Dataset entries

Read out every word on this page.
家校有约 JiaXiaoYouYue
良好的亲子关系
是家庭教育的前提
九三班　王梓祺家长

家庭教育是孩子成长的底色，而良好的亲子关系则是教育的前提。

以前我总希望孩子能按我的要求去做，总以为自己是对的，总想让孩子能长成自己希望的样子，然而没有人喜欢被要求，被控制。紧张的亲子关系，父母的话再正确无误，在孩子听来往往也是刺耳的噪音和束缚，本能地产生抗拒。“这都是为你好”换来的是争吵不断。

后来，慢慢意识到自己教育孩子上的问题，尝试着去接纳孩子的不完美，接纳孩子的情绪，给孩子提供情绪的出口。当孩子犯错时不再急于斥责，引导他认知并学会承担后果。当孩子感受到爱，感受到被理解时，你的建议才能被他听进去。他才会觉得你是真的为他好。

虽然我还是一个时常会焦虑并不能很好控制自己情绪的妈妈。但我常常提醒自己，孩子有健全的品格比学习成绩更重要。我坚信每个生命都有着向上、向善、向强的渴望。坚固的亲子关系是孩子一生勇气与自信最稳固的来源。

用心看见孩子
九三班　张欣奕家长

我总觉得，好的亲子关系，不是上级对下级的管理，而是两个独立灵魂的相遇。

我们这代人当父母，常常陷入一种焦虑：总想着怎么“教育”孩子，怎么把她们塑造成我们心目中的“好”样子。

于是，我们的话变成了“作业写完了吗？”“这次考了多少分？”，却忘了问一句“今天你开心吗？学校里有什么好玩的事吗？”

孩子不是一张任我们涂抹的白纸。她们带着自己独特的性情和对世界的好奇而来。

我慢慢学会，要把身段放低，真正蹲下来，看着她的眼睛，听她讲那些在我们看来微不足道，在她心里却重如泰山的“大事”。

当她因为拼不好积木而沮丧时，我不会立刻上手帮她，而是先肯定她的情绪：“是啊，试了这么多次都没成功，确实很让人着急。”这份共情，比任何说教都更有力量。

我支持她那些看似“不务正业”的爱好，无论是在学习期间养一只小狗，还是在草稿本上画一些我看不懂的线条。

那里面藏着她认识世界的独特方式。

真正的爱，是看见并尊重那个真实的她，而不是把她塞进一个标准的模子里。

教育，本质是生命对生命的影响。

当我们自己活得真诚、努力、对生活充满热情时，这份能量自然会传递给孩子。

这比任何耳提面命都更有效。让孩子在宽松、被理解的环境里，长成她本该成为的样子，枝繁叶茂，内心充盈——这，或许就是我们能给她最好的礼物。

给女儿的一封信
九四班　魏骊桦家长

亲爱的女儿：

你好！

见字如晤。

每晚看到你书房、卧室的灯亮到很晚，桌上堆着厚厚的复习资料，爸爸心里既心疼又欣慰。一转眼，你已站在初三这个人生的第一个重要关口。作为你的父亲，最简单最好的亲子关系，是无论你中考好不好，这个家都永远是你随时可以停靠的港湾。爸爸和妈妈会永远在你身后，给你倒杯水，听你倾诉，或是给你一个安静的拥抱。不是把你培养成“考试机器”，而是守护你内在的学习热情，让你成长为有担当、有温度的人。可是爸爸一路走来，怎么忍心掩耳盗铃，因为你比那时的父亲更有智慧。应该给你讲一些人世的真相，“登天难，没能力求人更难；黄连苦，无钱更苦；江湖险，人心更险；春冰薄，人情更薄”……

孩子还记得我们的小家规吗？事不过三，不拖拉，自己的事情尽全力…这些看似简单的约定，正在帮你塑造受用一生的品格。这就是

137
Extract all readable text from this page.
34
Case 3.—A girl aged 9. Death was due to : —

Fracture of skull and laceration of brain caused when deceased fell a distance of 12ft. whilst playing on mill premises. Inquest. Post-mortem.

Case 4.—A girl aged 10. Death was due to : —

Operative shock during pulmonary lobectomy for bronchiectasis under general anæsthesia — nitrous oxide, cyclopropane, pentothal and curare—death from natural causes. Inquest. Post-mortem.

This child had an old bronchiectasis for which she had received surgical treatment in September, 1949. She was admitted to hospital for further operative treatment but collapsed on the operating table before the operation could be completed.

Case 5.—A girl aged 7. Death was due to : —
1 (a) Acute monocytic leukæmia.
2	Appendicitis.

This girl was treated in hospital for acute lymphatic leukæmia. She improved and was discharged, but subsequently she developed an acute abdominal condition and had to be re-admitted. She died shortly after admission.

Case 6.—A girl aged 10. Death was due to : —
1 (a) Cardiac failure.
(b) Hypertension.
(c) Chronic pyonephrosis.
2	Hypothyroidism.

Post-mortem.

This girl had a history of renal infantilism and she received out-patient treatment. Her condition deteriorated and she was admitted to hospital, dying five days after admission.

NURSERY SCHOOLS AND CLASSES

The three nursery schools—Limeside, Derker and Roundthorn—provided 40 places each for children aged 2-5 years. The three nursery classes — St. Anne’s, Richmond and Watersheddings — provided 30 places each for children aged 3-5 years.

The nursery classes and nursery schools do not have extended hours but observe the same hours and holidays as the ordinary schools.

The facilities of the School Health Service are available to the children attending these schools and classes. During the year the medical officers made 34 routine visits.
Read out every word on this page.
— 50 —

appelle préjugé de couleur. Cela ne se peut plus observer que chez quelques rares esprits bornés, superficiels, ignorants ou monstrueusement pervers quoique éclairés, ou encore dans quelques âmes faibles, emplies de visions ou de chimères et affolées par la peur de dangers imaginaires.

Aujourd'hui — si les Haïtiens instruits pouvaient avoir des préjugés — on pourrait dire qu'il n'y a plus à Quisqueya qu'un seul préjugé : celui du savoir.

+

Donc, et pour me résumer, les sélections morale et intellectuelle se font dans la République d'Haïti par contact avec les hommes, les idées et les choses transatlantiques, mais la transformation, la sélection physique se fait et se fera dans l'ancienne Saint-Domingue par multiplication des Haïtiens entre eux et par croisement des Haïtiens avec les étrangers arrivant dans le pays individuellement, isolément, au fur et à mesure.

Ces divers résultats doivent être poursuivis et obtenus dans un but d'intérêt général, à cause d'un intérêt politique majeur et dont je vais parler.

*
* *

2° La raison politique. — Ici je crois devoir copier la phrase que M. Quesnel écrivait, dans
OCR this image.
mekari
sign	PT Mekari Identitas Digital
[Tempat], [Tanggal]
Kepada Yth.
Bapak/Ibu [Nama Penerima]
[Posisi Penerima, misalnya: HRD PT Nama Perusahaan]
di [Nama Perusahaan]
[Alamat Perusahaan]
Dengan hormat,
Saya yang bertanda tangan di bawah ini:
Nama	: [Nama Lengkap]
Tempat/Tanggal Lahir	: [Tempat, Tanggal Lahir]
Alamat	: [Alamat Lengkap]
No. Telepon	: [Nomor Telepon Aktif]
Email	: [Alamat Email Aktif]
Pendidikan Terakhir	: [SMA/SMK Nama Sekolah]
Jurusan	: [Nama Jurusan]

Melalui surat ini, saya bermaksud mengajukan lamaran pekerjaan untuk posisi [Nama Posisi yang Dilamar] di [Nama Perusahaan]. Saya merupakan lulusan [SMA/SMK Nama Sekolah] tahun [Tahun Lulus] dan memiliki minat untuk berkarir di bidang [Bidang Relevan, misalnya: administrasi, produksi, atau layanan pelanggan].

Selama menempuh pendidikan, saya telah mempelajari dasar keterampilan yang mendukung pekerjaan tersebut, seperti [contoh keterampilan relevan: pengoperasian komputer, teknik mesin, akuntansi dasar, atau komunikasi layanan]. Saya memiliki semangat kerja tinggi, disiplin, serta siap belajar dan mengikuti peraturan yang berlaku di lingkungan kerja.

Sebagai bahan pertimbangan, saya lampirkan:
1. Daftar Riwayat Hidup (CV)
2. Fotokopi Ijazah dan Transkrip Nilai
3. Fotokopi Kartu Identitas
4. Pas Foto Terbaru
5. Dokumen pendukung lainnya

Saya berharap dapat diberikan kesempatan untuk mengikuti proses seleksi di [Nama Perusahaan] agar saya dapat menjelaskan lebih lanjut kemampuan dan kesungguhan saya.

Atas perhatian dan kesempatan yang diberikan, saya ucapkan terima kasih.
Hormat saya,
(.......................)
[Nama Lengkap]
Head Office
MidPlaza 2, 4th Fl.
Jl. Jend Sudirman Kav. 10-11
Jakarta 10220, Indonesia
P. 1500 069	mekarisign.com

:: TASK INSTRUCTIONS ::
Find all lines where the word "Haïtiens" appears. Copy them.

:: FINAL RESULT ::
Aujourd'hui — si les Haïtiens instruits pouvaient avoir des préjugés — on pourrait dire qu'il n'y a plus à Quisqueya qu'un seul préjugé : celui du savoir.
Donc, et pour me résumer, les sélections morale et intellectuelle se font dans la République d'Haïti par contact avec les hommes, les idées et les choses transatlantiques, mais la transformation, la sélection physique se fait et se fera dans l'ancienne Saint-Domingue par multiplication des Haïtiens entre eux et par croisement des Haïtiens avec les étrangers arrivant dans le pays individuellement, isolément, au fur et à mesure.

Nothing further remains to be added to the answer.